SHORT PROBLEM: Select from the records below every line that has the word "Buscar" in it.

RECORDS:
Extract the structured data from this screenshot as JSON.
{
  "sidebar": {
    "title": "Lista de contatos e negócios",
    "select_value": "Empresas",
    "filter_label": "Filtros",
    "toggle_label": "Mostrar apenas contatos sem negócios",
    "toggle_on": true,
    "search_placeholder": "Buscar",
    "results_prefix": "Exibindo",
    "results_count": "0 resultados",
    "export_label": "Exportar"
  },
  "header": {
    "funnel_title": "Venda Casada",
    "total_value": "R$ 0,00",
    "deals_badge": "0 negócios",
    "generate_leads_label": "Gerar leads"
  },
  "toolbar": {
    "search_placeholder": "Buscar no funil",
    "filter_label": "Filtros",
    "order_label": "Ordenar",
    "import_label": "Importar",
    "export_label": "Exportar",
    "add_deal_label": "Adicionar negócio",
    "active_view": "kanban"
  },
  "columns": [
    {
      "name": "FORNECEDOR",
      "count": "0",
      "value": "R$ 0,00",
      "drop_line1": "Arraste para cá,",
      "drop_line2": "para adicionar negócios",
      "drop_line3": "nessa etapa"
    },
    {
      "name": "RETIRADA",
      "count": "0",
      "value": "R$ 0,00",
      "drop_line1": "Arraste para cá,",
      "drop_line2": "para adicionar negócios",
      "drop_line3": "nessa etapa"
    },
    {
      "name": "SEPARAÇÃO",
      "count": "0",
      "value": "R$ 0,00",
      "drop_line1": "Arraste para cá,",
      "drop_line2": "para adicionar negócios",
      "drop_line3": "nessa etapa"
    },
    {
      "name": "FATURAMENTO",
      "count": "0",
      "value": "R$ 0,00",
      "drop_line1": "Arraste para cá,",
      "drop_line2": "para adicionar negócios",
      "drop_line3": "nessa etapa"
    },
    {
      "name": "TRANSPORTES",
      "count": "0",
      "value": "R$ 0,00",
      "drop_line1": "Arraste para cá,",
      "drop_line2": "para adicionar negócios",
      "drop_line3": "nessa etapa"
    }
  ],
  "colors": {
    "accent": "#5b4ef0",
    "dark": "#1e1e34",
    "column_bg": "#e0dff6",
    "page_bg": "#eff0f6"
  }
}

COMPLETED TASK:
    "search_placeholder": "Buscar",
    "search_placeholder": "Buscar no funil",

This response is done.